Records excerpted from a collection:
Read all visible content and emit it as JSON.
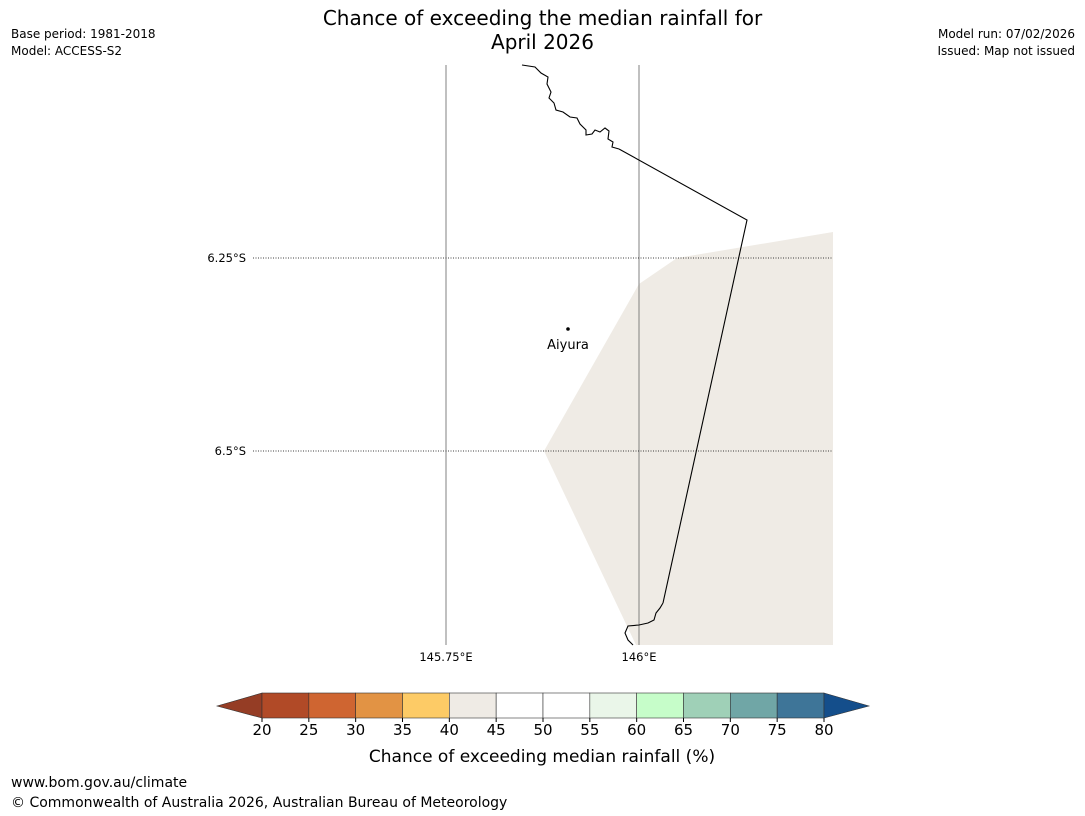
{
  "title": {
    "line1": "Chance of exceeding the median rainfall for",
    "line2": "April 2026"
  },
  "meta_left": {
    "base_period": "Base period: 1981-2018",
    "model": "Model: ACCESS-S2"
  },
  "meta_right": {
    "model_run": "Model run: 07/02/2026",
    "issued": "Issued: Map not issued"
  },
  "map": {
    "latitude_labels": [
      "6.25°S",
      "6.5°S"
    ],
    "longitude_labels": [
      "145.75°E",
      "146°E"
    ],
    "place": "Aiyura",
    "region_fill_color": "#efebe5",
    "region_category": "40-45"
  },
  "colorbar": {
    "label": "Chance of exceeding median rainfall (%)",
    "ticks": [
      "20",
      "25",
      "30",
      "35",
      "40",
      "45",
      "50",
      "55",
      "60",
      "65",
      "70",
      "75",
      "80"
    ],
    "under_color": "#953d25",
    "over_color": "#144e8b",
    "colors": [
      "#b14a27",
      "#cf6531",
      "#e29344",
      "#fdcb66",
      "#efebe5",
      "#ffffff",
      "#ffffff",
      "#eaf6e9",
      "#c6fdc9",
      "#9fd0b7",
      "#70a6a6",
      "#3e7598"
    ]
  },
  "footer": {
    "url": "www.bom.gov.au/climate",
    "copyright": "© Commonwealth of Australia 2026, Australian Bureau of Meteorology"
  }
}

- [PROBLEM STATEMENT]:
Reproduce the entries above exactly. Do not include the images.

- [TASK OUTPUT]:
Read all visible content and emit it as JSON.
{
  "title": {
    "line1": "Chance of exceeding the median rainfall for",
    "line2": "April 2026"
  },
  "meta_left": {
    "base_period": "Base period: 1981-2018",
    "model": "Model: ACCESS-S2"
  },
  "meta_right": {
    "model_run": "Model run: 07/02/2026",
    "issued": "Issued: Map not issued"
  },
  "map": {
    "latitude_labels": [
      "6.25°S",
      "6.5°S"
    ],
    "longitude_labels": [
      "145.75°E",
      "146°E"
    ],
    "place": "Aiyura",
    "region_fill_color": "#efebe5",
    "region_category": "40-45"
  },
  "colorbar": {
    "label": "Chance of exceeding median rainfall (%)",
    "ticks": [
      "20",
      "25",
      "30",
      "35",
      "40",
      "45",
      "50",
      "55",
      "60",
      "65",
      "70",
      "75",
      "80"
    ],
    "under_color": "#953d25",
    "over_color": "#144e8b",
    "colors": [
      "#b14a27",
      "#cf6531",
      "#e29344",
      "#fdcb66",
      "#efebe5",
      "#ffffff",
      "#ffffff",
      "#eaf6e9",
      "#c6fdc9",
      "#9fd0b7",
      "#70a6a6",
      "#3e7598"
    ]
  },
  "footer": {
    "url": "www.bom.gov.au/climate",
    "copyright": "© Commonwealth of Australia 2026, Australian Bureau of Meteorology"
  }
}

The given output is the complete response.